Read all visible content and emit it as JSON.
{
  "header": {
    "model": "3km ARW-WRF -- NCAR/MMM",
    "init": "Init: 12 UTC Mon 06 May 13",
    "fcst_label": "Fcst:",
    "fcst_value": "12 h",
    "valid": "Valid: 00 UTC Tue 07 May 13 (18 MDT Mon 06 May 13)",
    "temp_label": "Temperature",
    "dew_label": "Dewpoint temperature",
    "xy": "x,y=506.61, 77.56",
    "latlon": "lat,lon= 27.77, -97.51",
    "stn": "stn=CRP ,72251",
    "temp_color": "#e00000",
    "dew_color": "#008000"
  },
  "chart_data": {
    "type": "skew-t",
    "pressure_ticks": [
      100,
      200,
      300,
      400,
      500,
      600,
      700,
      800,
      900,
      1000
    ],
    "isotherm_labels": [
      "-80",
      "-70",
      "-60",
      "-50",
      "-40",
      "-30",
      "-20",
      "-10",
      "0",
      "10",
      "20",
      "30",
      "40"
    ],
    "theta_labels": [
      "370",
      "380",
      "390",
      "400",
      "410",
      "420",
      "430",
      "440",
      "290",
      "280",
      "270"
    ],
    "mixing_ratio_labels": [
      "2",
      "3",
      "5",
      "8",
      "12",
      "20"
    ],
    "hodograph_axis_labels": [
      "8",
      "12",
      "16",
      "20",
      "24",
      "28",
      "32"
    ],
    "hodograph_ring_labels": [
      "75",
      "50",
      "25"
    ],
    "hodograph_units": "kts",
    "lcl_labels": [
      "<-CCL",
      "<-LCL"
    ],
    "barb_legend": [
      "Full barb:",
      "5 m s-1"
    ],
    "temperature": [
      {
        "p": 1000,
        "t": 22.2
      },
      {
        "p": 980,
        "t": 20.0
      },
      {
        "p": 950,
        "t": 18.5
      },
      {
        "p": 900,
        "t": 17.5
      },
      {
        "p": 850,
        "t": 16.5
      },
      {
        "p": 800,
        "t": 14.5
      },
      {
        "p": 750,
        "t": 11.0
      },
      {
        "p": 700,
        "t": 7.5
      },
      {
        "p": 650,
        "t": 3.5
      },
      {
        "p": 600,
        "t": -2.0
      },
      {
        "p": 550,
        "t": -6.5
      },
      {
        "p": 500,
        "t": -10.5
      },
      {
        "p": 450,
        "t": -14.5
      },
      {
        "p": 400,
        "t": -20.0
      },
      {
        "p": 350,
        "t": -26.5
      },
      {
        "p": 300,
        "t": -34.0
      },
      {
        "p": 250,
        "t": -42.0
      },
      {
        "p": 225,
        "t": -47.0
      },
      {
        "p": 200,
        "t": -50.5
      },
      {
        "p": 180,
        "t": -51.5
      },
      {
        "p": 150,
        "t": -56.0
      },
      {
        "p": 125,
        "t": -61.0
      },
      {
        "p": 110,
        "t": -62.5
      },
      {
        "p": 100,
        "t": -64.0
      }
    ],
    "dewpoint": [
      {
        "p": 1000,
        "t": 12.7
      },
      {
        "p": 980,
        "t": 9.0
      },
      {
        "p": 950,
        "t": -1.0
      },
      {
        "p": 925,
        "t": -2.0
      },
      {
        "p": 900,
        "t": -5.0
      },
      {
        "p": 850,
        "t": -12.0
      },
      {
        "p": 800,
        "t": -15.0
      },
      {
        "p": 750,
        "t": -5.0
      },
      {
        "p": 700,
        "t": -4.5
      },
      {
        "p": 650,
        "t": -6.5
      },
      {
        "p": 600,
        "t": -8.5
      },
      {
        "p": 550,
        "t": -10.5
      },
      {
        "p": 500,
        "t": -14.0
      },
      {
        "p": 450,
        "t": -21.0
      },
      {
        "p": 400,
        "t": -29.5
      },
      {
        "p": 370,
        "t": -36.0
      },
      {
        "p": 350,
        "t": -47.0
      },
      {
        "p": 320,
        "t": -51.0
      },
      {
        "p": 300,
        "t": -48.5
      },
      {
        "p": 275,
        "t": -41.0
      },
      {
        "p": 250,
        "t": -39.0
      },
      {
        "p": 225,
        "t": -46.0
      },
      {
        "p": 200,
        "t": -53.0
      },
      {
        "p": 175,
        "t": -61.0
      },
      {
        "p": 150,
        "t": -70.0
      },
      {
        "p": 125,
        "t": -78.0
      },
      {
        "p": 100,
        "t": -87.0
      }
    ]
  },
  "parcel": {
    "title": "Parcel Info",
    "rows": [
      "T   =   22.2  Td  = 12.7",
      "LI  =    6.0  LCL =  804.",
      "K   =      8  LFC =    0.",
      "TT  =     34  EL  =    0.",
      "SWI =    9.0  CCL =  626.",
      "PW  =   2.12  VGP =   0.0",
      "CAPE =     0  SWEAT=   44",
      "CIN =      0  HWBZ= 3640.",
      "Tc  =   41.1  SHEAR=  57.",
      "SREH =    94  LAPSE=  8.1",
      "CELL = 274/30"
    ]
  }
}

--------------------------------

Given task: The lines above should be duplicated exactly.

Solution:
Read all visible content and emit it as JSON.
{
  "header": {
    "model": "3km ARW-WRF -- NCAR/MMM",
    "init": "Init: 12 UTC Mon 06 May 13",
    "fcst_label": "Fcst:",
    "fcst_value": "12 h",
    "valid": "Valid: 00 UTC Tue 07 May 13 (18 MDT Mon 06 May 13)",
    "temp_label": "Temperature",
    "dew_label": "Dewpoint temperature",
    "xy": "x,y=506.61, 77.56",
    "latlon": "lat,lon= 27.77, -97.51",
    "stn": "stn=CRP ,72251",
    "temp_color": "#e00000",
    "dew_color": "#008000"
  },
  "chart_data": {
    "type": "skew-t",
    "pressure_ticks": [
      100,
      200,
      300,
      400,
      500,
      600,
      700,
      800,
      900,
      1000
    ],
    "isotherm_labels": [
      "-80",
      "-70",
      "-60",
      "-50",
      "-40",
      "-30",
      "-20",
      "-10",
      "0",
      "10",
      "20",
      "30",
      "40"
    ],
    "theta_labels": [
      "370",
      "380",
      "390",
      "400",
      "410",
      "420",
      "430",
      "440",
      "290",
      "280",
      "270"
    ],
    "mixing_ratio_labels": [
      "2",
      "3",
      "5",
      "8",
      "12",
      "20"
    ],
    "hodograph_axis_labels": [
      "8",
      "12",
      "16",
      "20",
      "24",
      "28",
      "32"
    ],
    "hodograph_ring_labels": [
      "75",
      "50",
      "25"
    ],
    "hodograph_units": "kts",
    "lcl_labels": [
      "<-CCL",
      "<-LCL"
    ],
    "barb_legend": [
      "Full barb:",
      "5 m s-1"
    ],
    "temperature": [
      {
        "p": 1000,
        "t": 22.2
      },
      {
        "p": 980,
        "t": 20.0
      },
      {
        "p": 950,
        "t": 18.5
      },
      {
        "p": 900,
        "t": 17.5
      },
      {
        "p": 850,
        "t": 16.5
      },
      {
        "p": 800,
        "t": 14.5
      },
      {
        "p": 750,
        "t": 11.0
      },
      {
        "p": 700,
        "t": 7.5
      },
      {
        "p": 650,
        "t": 3.5
      },
      {
        "p": 600,
        "t": -2.0
      },
      {
        "p": 550,
        "t": -6.5
      },
      {
        "p": 500,
        "t": -10.5
      },
      {
        "p": 450,
        "t": -14.5
      },
      {
        "p": 400,
        "t": -20.0
      },
      {
        "p": 350,
        "t": -26.5
      },
      {
        "p": 300,
        "t": -34.0
      },
      {
        "p": 250,
        "t": -42.0
      },
      {
        "p": 225,
        "t": -47.0
      },
      {
        "p": 200,
        "t": -50.5
      },
      {
        "p": 180,
        "t": -51.5
      },
      {
        "p": 150,
        "t": -56.0
      },
      {
        "p": 125,
        "t": -61.0
      },
      {
        "p": 110,
        "t": -62.5
      },
      {
        "p": 100,
        "t": -64.0
      }
    ],
    "dewpoint": [
      {
        "p": 1000,
        "t": 12.7
      },
      {
        "p": 980,
        "t": 9.0
      },
      {
        "p": 950,
        "t": -1.0
      },
      {
        "p": 925,
        "t": -2.0
      },
      {
        "p": 900,
        "t": -5.0
      },
      {
        "p": 850,
        "t": -12.0
      },
      {
        "p": 800,
        "t": -15.0
      },
      {
        "p": 750,
        "t": -5.0
      },
      {
        "p": 700,
        "t": -4.5
      },
      {
        "p": 650,
        "t": -6.5
      },
      {
        "p": 600,
        "t": -8.5
      },
      {
        "p": 550,
        "t": -10.5
      },
      {
        "p": 500,
        "t": -14.0
      },
      {
        "p": 450,
        "t": -21.0
      },
      {
        "p": 400,
        "t": -29.5
      },
      {
        "p": 370,
        "t": -36.0
      },
      {
        "p": 350,
        "t": -47.0
      },
      {
        "p": 320,
        "t": -51.0
      },
      {
        "p": 300,
        "t": -48.5
      },
      {
        "p": 275,
        "t": -41.0
      },
      {
        "p": 250,
        "t": -39.0
      },
      {
        "p": 225,
        "t": -46.0
      },
      {
        "p": 200,
        "t": -53.0
      },
      {
        "p": 175,
        "t": -61.0
      },
      {
        "p": 150,
        "t": -70.0
      },
      {
        "p": 125,
        "t": -78.0
      },
      {
        "p": 100,
        "t": -87.0
      }
    ]
  },
  "parcel": {
    "title": "Parcel Info",
    "rows": [
      "T   =   22.2  Td  = 12.7",
      "LI  =    6.0  LCL =  804.",
      "K   =      8  LFC =    0.",
      "TT  =     34  EL  =    0.",
      "SWI =    9.0  CCL =  626.",
      "PW  =   2.12  VGP =   0.0",
      "CAPE =     0  SWEAT=   44",
      "CIN =      0  HWBZ= 3640.",
      "Tc  =   41.1  SHEAR=  57.",
      "SREH =    94  LAPSE=  8.1",
      "CELL = 274/30"
    ]
  }
}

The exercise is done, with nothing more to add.